_Written problem:_ Write the records out again exactly, leaving no images in.

— begin Given records —

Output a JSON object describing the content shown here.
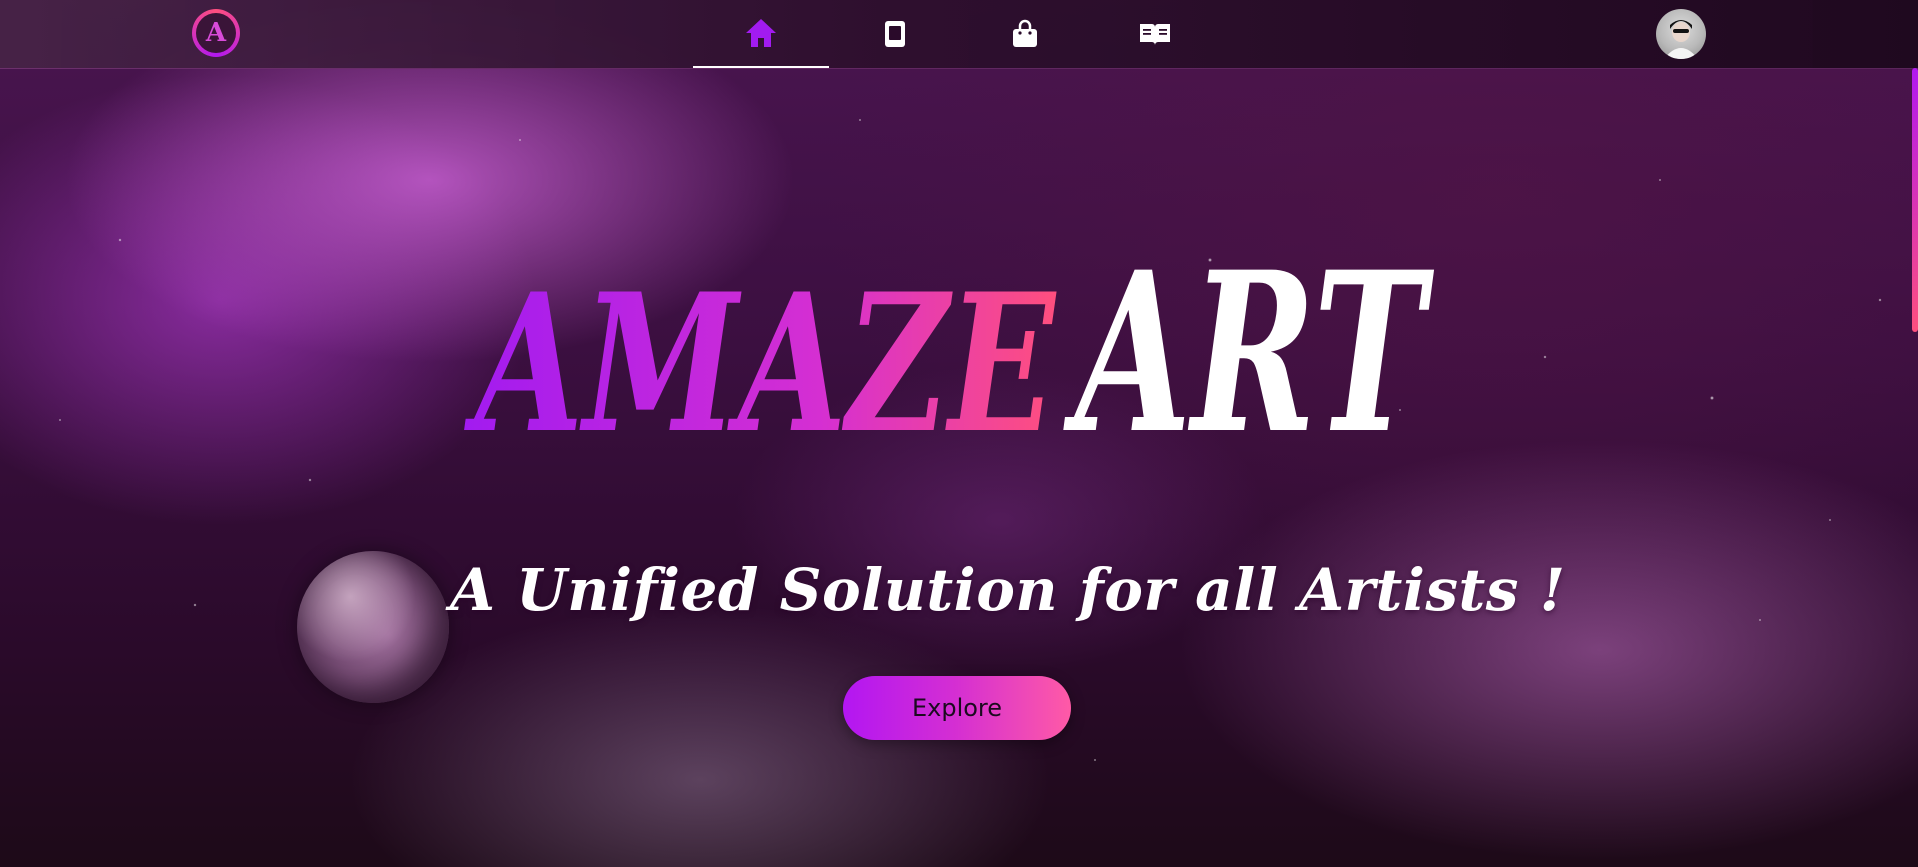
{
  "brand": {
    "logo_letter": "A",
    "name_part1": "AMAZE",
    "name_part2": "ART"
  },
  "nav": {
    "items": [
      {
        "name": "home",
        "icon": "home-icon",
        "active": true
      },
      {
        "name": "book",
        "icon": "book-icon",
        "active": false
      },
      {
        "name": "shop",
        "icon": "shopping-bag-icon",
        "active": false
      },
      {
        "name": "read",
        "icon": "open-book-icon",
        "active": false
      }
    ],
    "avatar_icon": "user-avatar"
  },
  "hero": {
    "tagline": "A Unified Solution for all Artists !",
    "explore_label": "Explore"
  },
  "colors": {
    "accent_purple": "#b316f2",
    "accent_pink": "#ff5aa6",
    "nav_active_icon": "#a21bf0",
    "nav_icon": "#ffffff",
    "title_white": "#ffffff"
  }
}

— end Given records —

_Output of the exercise:_
Output a JSON object describing the content shown here.
{
  "brand": {
    "logo_letter": "A",
    "name_part1": "AMAZE",
    "name_part2": "ART"
  },
  "nav": {
    "items": [
      {
        "name": "home",
        "icon": "home-icon",
        "active": true
      },
      {
        "name": "book",
        "icon": "book-icon",
        "active": false
      },
      {
        "name": "shop",
        "icon": "shopping-bag-icon",
        "active": false
      },
      {
        "name": "read",
        "icon": "open-book-icon",
        "active": false
      }
    ],
    "avatar_icon": "user-avatar"
  },
  "hero": {
    "tagline": "A Unified Solution for all Artists !",
    "explore_label": "Explore"
  },
  "colors": {
    "accent_purple": "#b316f2",
    "accent_pink": "#ff5aa6",
    "nav_active_icon": "#a21bf0",
    "nav_icon": "#ffffff",
    "title_white": "#ffffff"
  }
}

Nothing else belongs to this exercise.